Return each row below word for word, without the pictures.

--- EXERCISE INPUTS ---

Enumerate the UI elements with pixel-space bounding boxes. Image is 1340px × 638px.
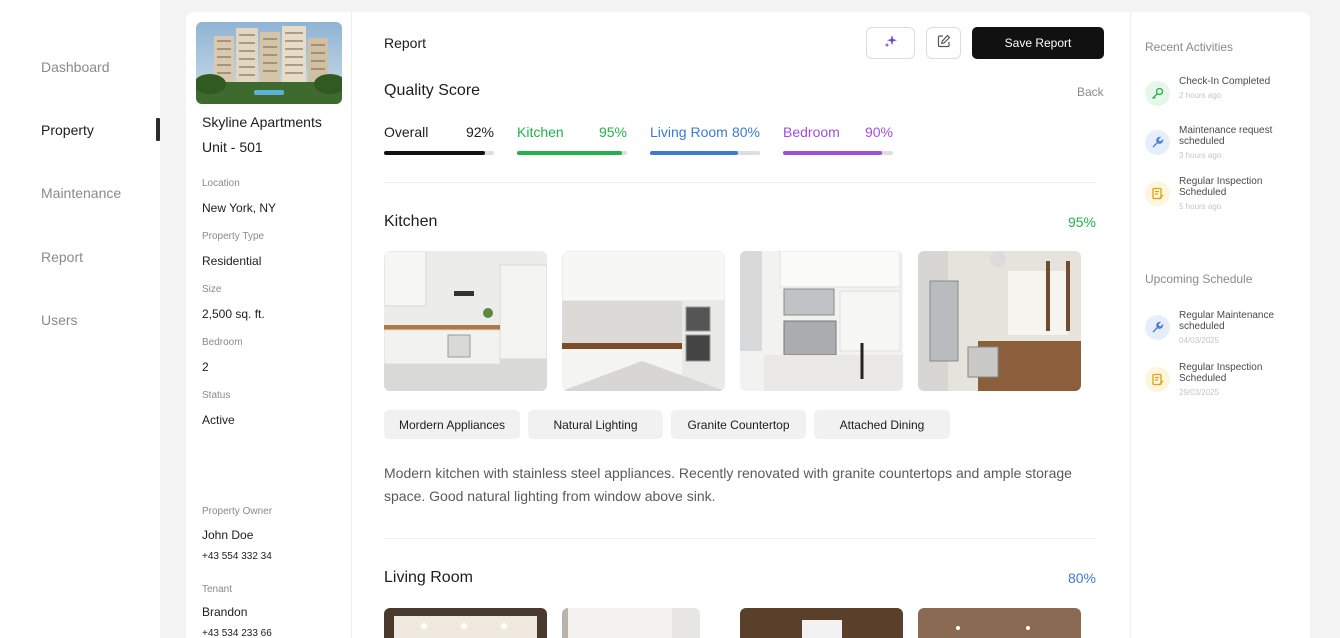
upcoming-schedule-title: Upcoming Schedule [1145, 272, 1253, 286]
living-room-photo-4[interactable] [918, 608, 1081, 638]
ai-sparkle-button[interactable] [866, 27, 915, 59]
property-unit: Unit - 501 [202, 139, 263, 155]
score-overall: Overall 92% [384, 124, 494, 158]
activity-time: 5 hours ago [1179, 202, 1222, 211]
score-bedroom: Bedroom 90% [783, 124, 893, 158]
kitchen-photo-2[interactable] [562, 251, 725, 391]
activity-panel-divider [1130, 12, 1131, 638]
score-percent: 92% [465, 124, 494, 140]
score-bar-fill [517, 151, 622, 155]
score-track [384, 151, 494, 155]
back-link[interactable]: Back [1077, 85, 1104, 99]
key-icon [1145, 81, 1170, 106]
tenant-phone: +43 534 233 66 [202, 628, 272, 638]
property-photo [196, 22, 342, 104]
schedule-title: Regular Inspection Scheduled [1179, 362, 1263, 384]
score-bar-fill [783, 151, 882, 155]
nav-item-report[interactable]: Report [41, 249, 83, 265]
score-bar-fill [384, 151, 486, 155]
score-kitchen: Kitchen 95% [517, 124, 627, 158]
schedule-text: Regular Inspection Scheduled 29/03/2025 [1179, 362, 1297, 398]
activity-time: 3 hours ago [1179, 151, 1222, 160]
activity-text: Check-In Completed 2 hours ago [1179, 76, 1297, 101]
living-room-photo-1[interactable] [384, 608, 547, 638]
kitchen-description: Modern kitchen with stainless steel appl… [384, 465, 1072, 504]
kitchen-photo-4[interactable] [918, 251, 1081, 391]
activity-text: Maintenance request scheduled 3 hours ag… [1179, 125, 1297, 161]
note-icon [1145, 181, 1170, 206]
kitchen-tag: Attached Dining [814, 410, 950, 439]
score-bar-fill [650, 151, 738, 155]
size-label: Size [202, 284, 222, 295]
score-track [783, 151, 893, 155]
schedule-text: Regular Maintenance scheduled 04/03/2025 [1179, 310, 1297, 346]
score-track [650, 151, 760, 155]
owner-phone: +43 554 332 34 [202, 551, 272, 562]
living-room-section-title: Living Room [384, 569, 473, 586]
divider [384, 182, 1096, 183]
property-name: Skyline Apartments [202, 114, 322, 130]
nav-item-maintenance[interactable]: Maintenance [41, 185, 121, 201]
schedule-date: 29/03/2025 [1179, 388, 1220, 397]
tenant-label: Tenant [202, 584, 233, 595]
kitchen-section-title: Kitchen [384, 213, 438, 230]
status-value: Active [202, 413, 235, 427]
score-label: Overall [384, 124, 429, 140]
activity-title: Maintenance request scheduled [1179, 125, 1273, 147]
kitchen-tag: Natural Lighting [528, 410, 663, 439]
score-living-room: Living Room 80% [650, 124, 760, 158]
living-room-photo-3[interactable] [740, 608, 903, 638]
property-type-label: Property Type [202, 231, 265, 242]
kitchen-section-score: 95% [1067, 214, 1096, 230]
tenant-name: Brandon [202, 605, 248, 619]
status-label: Status [202, 390, 231, 401]
property-type-value: Residential [202, 254, 262, 268]
activity-text: Regular Inspection Scheduled 5 hours ago [1179, 176, 1297, 212]
nav-item-property[interactable]: Property [41, 122, 94, 138]
owner-name: John Doe [202, 528, 254, 542]
schedule-date: 04/03/2025 [1179, 336, 1220, 345]
save-report-button[interactable]: Save Report [972, 27, 1104, 59]
report-title: Report [384, 35, 427, 51]
score-track [517, 151, 627, 155]
note-icon [1145, 367, 1170, 392]
wrench-icon [1145, 315, 1170, 340]
left-sidebar: Dashboard Property Maintenance Report Us… [0, 0, 160, 638]
score-percent: 80% [731, 124, 760, 140]
location-value: New York, NY [202, 201, 277, 215]
kitchen-tag: Granite Countertop [671, 410, 806, 439]
owner-label: Property Owner [202, 506, 273, 517]
living-room-section-score: 80% [1067, 570, 1096, 586]
bedroom-label: Bedroom [202, 337, 243, 348]
location-label: Location [202, 178, 240, 189]
nav-item-users[interactable]: Users [41, 312, 78, 328]
score-percent: 90% [864, 124, 893, 140]
property-info-panel [186, 12, 352, 638]
edit-icon [937, 34, 951, 53]
divider [384, 538, 1096, 539]
kitchen-photo-1[interactable] [384, 251, 547, 391]
activity-title: Regular Inspection Scheduled [1179, 176, 1263, 198]
score-label: Living Room [650, 124, 728, 140]
activity-time: 2 hours ago [1179, 91, 1222, 100]
score-label: Kitchen [517, 124, 564, 140]
schedule-title: Regular Maintenance scheduled [1179, 310, 1275, 332]
quality-score-title: Quality Score [384, 82, 481, 99]
kitchen-tag: Mordern Appliances [384, 410, 520, 439]
bedroom-value: 2 [202, 360, 209, 374]
sparkle-icon [884, 34, 898, 53]
kitchen-photo-3[interactable] [740, 251, 903, 391]
score-label: Bedroom [783, 124, 840, 140]
wrench-icon [1145, 130, 1170, 155]
size-value: 2,500 sq. ft. [202, 307, 265, 321]
edit-button[interactable] [926, 27, 961, 59]
living-room-photo-2[interactable] [562, 608, 700, 638]
recent-activities-title: Recent Activities [1145, 40, 1234, 54]
activity-title: Check-In Completed [1179, 76, 1271, 87]
nav-item-dashboard[interactable]: Dashboard [41, 59, 110, 75]
score-percent: 95% [598, 124, 627, 140]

---

# EXERCISE ANSWER:
Enumerate the UI elements with pixel-space bounding boxes. Image is 1340px × 638px.
upcoming-schedule-title: Upcoming Schedule [1145, 272, 1253, 286]
living-room-photo-4[interactable] [918, 608, 1081, 638]
ai-sparkle-button[interactable] [866, 27, 915, 59]
property-unit: Unit - 501 [202, 139, 263, 155]
score-overall: Overall 92% [384, 124, 494, 158]
activity-time: 5 hours ago [1179, 202, 1222, 211]
score-bedroom: Bedroom 90% [783, 124, 893, 158]
kitchen-photo-2[interactable] [562, 251, 725, 391]
activity-panel-divider [1130, 12, 1131, 638]
score-percent: 92% [465, 124, 494, 140]
score-bar-fill [517, 151, 622, 155]
score-track [384, 151, 494, 155]
back-link[interactable]: Back [1077, 85, 1104, 99]
key-icon [1145, 81, 1170, 106]
tenant-phone: +43 534 233 66 [202, 628, 272, 638]
property-photo [196, 22, 342, 104]
schedule-title: Regular Inspection Scheduled [1179, 362, 1263, 384]
score-bar-fill [783, 151, 882, 155]
nav-item-report[interactable]: Report [41, 249, 83, 265]
score-bar-fill [384, 151, 486, 155]
score-kitchen: Kitchen 95% [517, 124, 627, 158]
schedule-text: Regular Inspection Scheduled 29/03/2025 [1179, 362, 1297, 398]
activity-time: 3 hours ago [1179, 151, 1222, 160]
activity-text: Check-In Completed 2 hours ago [1179, 76, 1297, 101]
living-room-photo-1[interactable] [384, 608, 547, 638]
kitchen-description: Modern kitchen with stainless steel appl… [384, 465, 1072, 504]
kitchen-photo-4[interactable] [918, 251, 1081, 391]
activity-text: Maintenance request scheduled 3 hours ag… [1179, 125, 1297, 161]
note-icon [1145, 181, 1170, 206]
kitchen-tag: Attached Dining [814, 410, 950, 439]
score-bar-fill [650, 151, 738, 155]
size-label: Size [202, 284, 222, 295]
score-track [783, 151, 893, 155]
schedule-text: Regular Maintenance scheduled 04/03/2025 [1179, 310, 1297, 346]
score-track [650, 151, 760, 155]
owner-phone: +43 554 332 34 [202, 551, 272, 562]
living-room-section-title: Living Room [384, 569, 473, 586]
divider [384, 182, 1096, 183]
property-name: Skyline Apartments [202, 114, 322, 130]
nav-item-maintenance[interactable]: Maintenance [41, 185, 121, 201]
schedule-date: 29/03/2025 [1179, 388, 1220, 397]
tenant-label: Tenant [202, 584, 233, 595]
kitchen-section-title: Kitchen [384, 213, 438, 230]
status-value: Active [202, 413, 235, 427]
score-label: Overall [384, 124, 429, 140]
activity-title: Maintenance request scheduled [1179, 125, 1273, 147]
kitchen-tag: Natural Lighting [528, 410, 663, 439]
score-living-room: Living Room 80% [650, 124, 760, 158]
living-room-photo-3[interactable] [740, 608, 903, 638]
property-type-label: Property Type [202, 231, 265, 242]
kitchen-section-score: 95% [1067, 214, 1096, 230]
tenant-name: Brandon [202, 605, 248, 619]
status-label: Status [202, 390, 231, 401]
property-type-value: Residential [202, 254, 262, 268]
activity-text: Regular Inspection Scheduled 5 hours ago [1179, 176, 1297, 212]
nav-item-property[interactable]: Property [41, 122, 94, 138]
owner-name: John Doe [202, 528, 254, 542]
schedule-date: 04/03/2025 [1179, 336, 1220, 345]
save-report-button[interactable]: Save Report [972, 27, 1104, 59]
report-title: Report [384, 35, 427, 51]
score-track [517, 151, 627, 155]
note-icon [1145, 367, 1170, 392]
wrench-icon [1145, 315, 1170, 340]
left-sidebar: Dashboard Property Maintenance Report Us… [0, 0, 160, 638]
score-percent: 80% [731, 124, 760, 140]
location-value: New York, NY [202, 201, 277, 215]
kitchen-tag: Granite Countertop [671, 410, 806, 439]
owner-label: Property Owner [202, 506, 273, 517]
living-room-section-score: 80% [1067, 570, 1096, 586]
bedroom-label: Bedroom [202, 337, 243, 348]
location-label: Location [202, 178, 240, 189]
nav-item-users[interactable]: Users [41, 312, 78, 328]
score-percent: 90% [864, 124, 893, 140]
property-info-panel [186, 12, 352, 638]
edit-icon [937, 34, 951, 53]
divider [384, 538, 1096, 539]
kitchen-photo-1[interactable] [384, 251, 547, 391]
activity-title: Regular Inspection Scheduled [1179, 176, 1263, 198]
score-label: Living Room [650, 124, 728, 140]
activity-time: 2 hours ago [1179, 91, 1222, 100]
score-label: Kitchen [517, 124, 564, 140]
schedule-title: Regular Maintenance scheduled [1179, 310, 1275, 332]
quality-score-title: Quality Score [384, 82, 481, 99]
kitchen-tag: Mordern Appliances [384, 410, 520, 439]
bedroom-value: 2 [202, 360, 209, 374]
sparkle-icon [884, 34, 898, 53]
kitchen-photo-3[interactable] [740, 251, 903, 391]
score-label: Bedroom [783, 124, 840, 140]
wrench-icon [1145, 130, 1170, 155]
size-value: 2,500 sq. ft. [202, 307, 265, 321]
edit-button[interactable] [926, 27, 961, 59]
living-room-photo-2[interactable] [562, 608, 700, 638]
recent-activities-title: Recent Activities [1145, 40, 1234, 54]
activity-title: Check-In Completed [1179, 76, 1271, 87]
nav-item-dashboard[interactable]: Dashboard [41, 59, 110, 75]
score-percent: 95% [598, 124, 627, 140]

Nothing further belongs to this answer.